>>>>
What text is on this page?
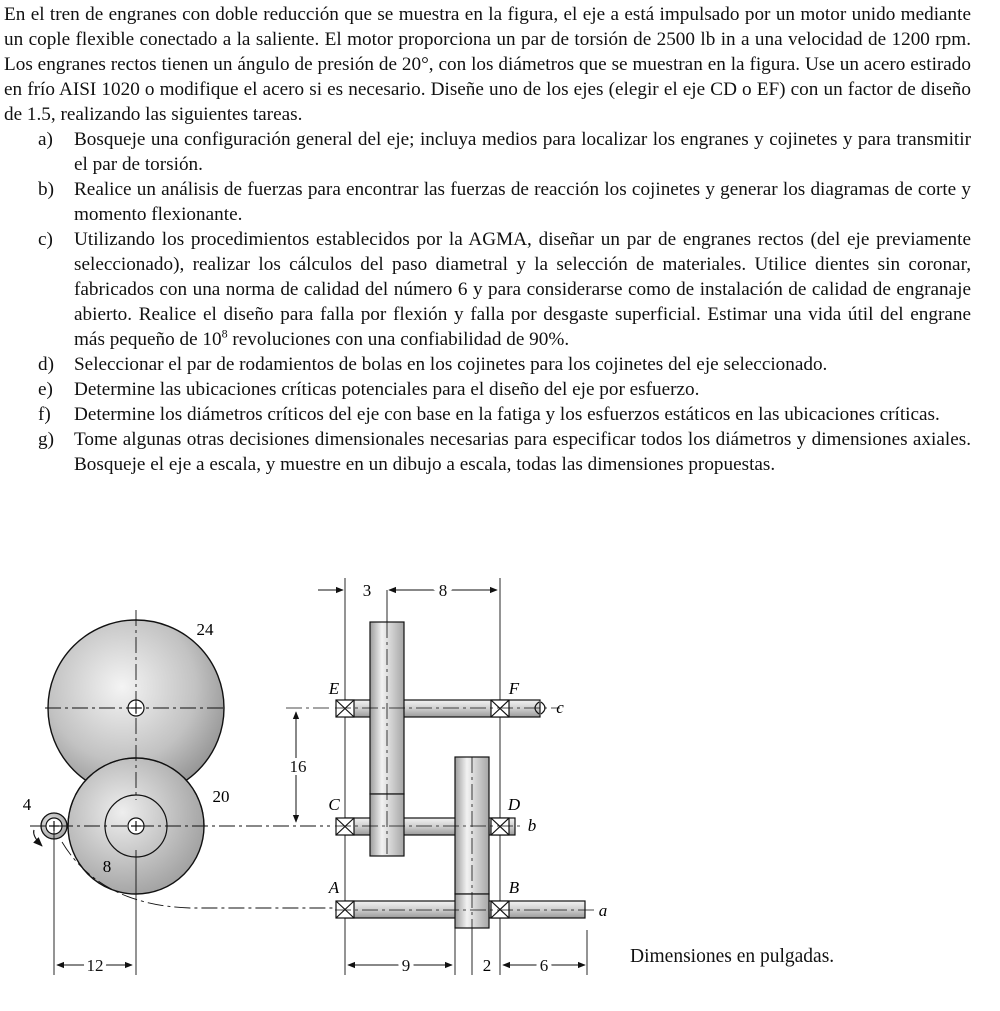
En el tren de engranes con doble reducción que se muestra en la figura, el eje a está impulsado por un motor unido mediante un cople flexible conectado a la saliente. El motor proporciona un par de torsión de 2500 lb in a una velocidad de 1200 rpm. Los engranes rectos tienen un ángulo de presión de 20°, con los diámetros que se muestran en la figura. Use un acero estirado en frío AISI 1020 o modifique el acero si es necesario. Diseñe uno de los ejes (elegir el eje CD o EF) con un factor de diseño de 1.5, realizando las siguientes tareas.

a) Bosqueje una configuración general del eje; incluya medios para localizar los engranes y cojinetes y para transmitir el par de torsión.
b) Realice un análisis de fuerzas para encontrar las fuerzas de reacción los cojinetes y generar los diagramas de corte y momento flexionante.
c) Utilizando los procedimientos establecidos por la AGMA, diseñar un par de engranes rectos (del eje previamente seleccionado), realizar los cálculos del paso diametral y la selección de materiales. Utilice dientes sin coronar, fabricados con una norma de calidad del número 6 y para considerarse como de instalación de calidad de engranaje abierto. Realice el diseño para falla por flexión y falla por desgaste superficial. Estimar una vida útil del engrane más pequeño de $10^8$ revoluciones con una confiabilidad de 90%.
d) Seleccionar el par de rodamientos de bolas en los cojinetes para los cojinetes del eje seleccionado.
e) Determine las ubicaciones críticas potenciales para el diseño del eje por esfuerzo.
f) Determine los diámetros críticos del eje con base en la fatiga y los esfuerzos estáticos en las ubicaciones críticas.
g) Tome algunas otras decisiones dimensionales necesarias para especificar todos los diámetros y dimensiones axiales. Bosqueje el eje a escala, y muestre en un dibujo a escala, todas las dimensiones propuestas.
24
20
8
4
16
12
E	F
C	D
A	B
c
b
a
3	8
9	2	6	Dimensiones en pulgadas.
<<<<
>>>>
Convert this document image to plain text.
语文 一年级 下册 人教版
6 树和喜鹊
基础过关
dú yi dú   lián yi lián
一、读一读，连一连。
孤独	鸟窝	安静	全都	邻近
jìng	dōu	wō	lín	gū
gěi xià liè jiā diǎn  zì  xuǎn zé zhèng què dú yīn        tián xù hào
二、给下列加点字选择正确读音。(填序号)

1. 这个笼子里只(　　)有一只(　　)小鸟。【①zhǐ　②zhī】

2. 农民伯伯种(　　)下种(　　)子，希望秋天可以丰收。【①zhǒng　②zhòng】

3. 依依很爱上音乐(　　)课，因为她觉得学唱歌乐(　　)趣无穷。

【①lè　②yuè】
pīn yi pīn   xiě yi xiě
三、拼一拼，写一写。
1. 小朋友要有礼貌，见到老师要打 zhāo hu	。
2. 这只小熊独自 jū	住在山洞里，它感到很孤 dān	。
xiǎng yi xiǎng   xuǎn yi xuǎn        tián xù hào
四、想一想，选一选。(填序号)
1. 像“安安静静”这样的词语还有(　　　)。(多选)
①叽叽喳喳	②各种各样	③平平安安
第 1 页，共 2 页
<<<<
>>>>
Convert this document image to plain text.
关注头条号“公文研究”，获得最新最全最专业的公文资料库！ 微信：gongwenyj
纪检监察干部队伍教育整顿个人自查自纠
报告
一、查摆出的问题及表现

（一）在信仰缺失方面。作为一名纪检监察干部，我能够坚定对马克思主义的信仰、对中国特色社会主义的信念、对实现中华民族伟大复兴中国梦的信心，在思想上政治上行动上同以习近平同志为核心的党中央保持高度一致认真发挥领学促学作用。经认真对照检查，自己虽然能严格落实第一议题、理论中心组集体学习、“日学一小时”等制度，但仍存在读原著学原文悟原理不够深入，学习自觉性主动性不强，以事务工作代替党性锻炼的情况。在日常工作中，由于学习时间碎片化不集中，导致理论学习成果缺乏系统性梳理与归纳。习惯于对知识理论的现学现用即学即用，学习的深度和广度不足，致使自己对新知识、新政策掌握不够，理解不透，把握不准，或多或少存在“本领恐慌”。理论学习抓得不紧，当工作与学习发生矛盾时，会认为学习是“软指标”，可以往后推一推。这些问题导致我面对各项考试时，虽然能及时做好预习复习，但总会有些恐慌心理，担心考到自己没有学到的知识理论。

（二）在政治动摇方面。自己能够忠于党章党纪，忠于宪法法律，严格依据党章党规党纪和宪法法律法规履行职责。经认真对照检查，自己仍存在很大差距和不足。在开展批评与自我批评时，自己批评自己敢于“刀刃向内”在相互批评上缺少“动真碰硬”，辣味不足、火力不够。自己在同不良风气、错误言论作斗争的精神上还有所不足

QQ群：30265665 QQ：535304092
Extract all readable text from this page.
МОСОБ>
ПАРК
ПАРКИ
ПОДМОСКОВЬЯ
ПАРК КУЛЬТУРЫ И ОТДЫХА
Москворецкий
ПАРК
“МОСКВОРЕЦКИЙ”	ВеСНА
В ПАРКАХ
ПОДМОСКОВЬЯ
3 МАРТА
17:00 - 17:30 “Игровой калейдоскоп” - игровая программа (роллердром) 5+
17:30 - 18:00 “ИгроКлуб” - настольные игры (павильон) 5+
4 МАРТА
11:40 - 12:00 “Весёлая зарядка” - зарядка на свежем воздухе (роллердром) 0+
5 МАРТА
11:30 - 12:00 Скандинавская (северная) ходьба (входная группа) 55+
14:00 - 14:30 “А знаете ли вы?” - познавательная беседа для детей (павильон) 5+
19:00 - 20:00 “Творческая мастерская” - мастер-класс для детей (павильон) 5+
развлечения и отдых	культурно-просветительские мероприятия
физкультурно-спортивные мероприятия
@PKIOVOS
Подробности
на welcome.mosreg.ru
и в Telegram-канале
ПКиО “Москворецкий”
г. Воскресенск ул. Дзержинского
<<<<
Your task is to pick out every line with the string "this" and copy it.

THE RESPONSE -
What text is on this page?
Convert this document image to plain text.
Convert this document image to plain text.
Extract all readable text from this page.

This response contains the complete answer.